# [EXERCISE AIM]
Count the lines below that contain the word "text" and give only that number.

** START OF LISTING **

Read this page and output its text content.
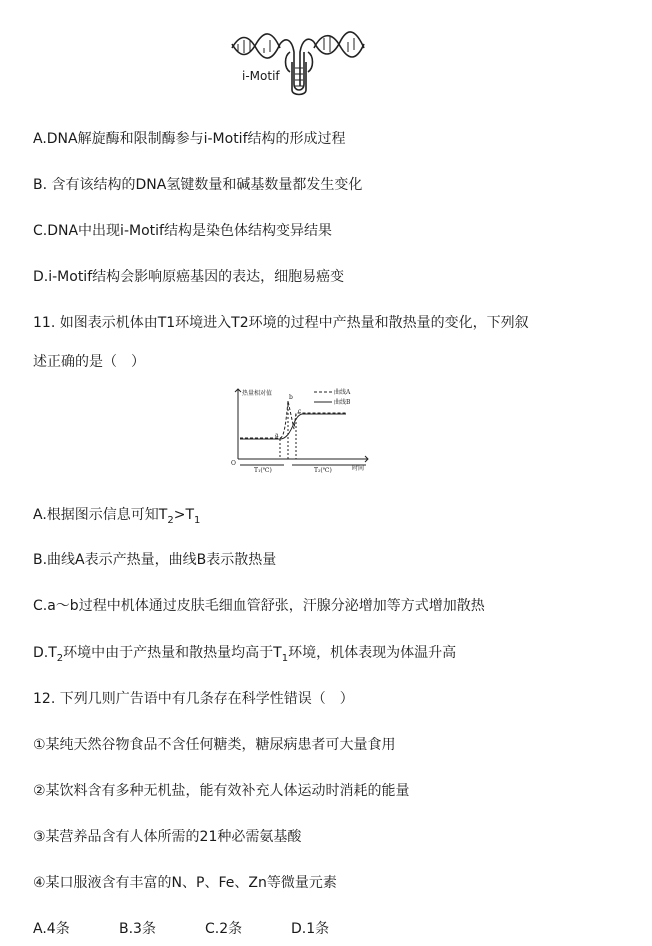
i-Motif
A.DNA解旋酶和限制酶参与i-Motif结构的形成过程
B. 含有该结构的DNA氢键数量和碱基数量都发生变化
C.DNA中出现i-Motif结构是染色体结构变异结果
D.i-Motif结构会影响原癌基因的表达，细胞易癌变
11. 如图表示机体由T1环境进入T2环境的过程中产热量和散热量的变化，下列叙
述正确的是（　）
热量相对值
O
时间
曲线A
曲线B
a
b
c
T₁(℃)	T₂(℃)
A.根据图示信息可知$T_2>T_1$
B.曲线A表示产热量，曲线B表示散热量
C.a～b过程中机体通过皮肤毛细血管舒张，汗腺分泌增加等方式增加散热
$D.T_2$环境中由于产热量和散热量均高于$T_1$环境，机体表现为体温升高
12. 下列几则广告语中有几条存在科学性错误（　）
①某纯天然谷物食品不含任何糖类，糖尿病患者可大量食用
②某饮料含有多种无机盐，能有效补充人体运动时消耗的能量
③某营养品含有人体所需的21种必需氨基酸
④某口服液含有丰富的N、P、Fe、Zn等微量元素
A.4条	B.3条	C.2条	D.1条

** END OF LISTING **
** START OF LISTING **

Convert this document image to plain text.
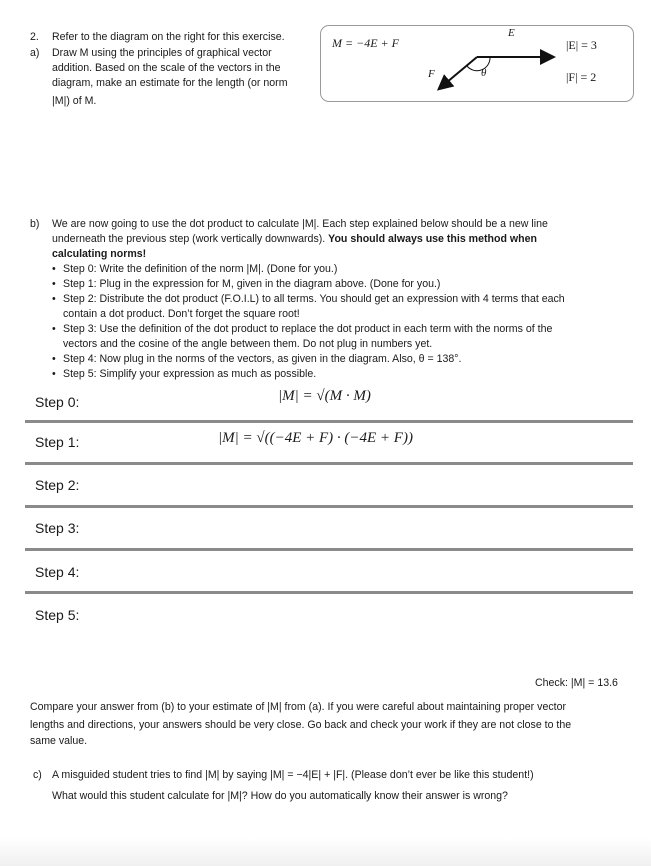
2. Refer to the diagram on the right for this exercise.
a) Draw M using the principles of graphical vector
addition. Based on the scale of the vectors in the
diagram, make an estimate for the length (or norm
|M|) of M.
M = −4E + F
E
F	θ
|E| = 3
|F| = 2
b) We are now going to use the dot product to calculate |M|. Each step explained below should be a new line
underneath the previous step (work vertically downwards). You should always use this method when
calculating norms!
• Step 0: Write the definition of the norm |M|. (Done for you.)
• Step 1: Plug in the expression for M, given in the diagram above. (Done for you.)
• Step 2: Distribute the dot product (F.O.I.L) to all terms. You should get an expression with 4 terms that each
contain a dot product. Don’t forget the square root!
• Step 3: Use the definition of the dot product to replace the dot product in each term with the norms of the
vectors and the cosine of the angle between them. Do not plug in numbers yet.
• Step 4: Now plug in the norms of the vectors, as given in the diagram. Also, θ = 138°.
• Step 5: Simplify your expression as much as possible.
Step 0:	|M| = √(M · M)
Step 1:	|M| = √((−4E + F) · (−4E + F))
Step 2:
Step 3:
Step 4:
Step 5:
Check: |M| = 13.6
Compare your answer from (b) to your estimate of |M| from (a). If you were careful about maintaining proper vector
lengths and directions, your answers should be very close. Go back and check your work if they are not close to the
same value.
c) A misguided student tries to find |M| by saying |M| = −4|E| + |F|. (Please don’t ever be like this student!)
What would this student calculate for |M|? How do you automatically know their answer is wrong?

** END OF LISTING **
** START OF LISTING **

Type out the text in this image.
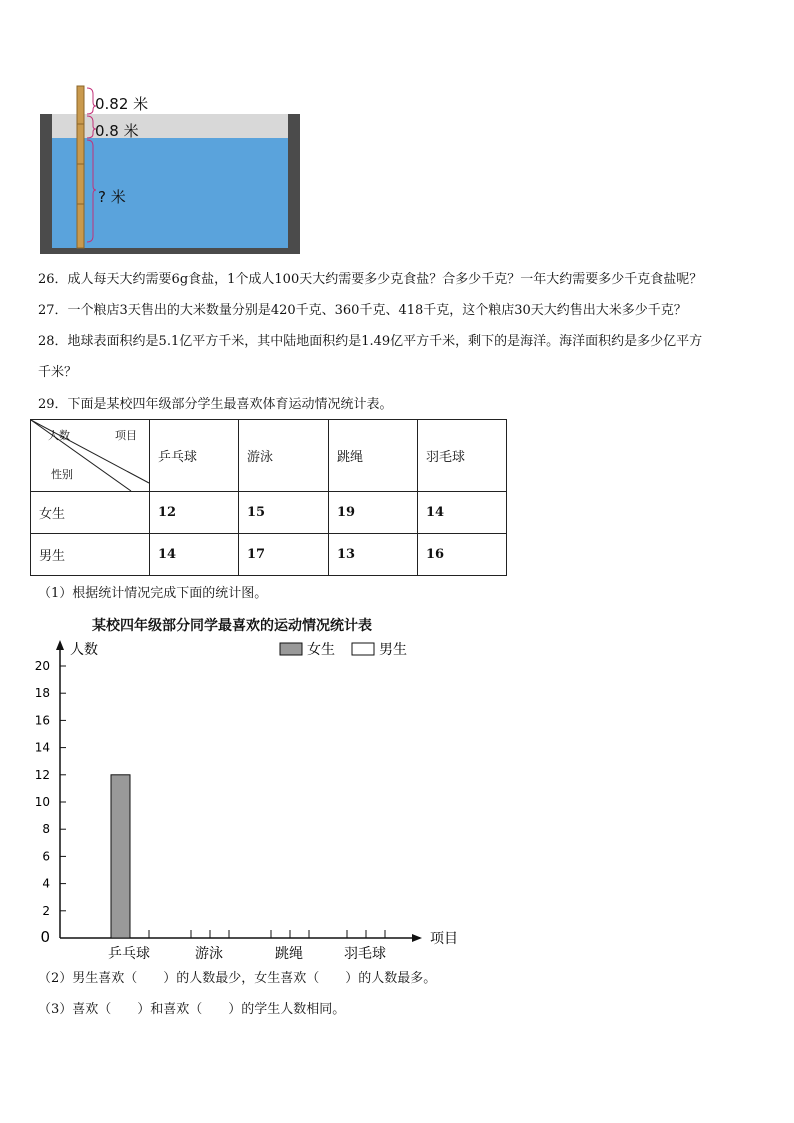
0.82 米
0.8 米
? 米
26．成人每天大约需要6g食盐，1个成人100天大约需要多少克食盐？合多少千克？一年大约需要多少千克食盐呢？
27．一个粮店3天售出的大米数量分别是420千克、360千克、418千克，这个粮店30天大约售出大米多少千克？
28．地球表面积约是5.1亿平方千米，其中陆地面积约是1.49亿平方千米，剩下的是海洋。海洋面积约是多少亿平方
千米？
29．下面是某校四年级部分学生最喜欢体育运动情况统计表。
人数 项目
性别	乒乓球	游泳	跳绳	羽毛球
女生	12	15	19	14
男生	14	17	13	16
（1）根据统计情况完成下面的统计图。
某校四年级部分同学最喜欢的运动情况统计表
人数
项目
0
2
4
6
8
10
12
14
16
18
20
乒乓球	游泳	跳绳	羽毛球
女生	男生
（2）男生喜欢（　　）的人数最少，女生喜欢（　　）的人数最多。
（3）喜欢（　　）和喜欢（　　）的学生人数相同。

** END OF LISTING **

# [SOLUTION TO THE PROBLEM]
3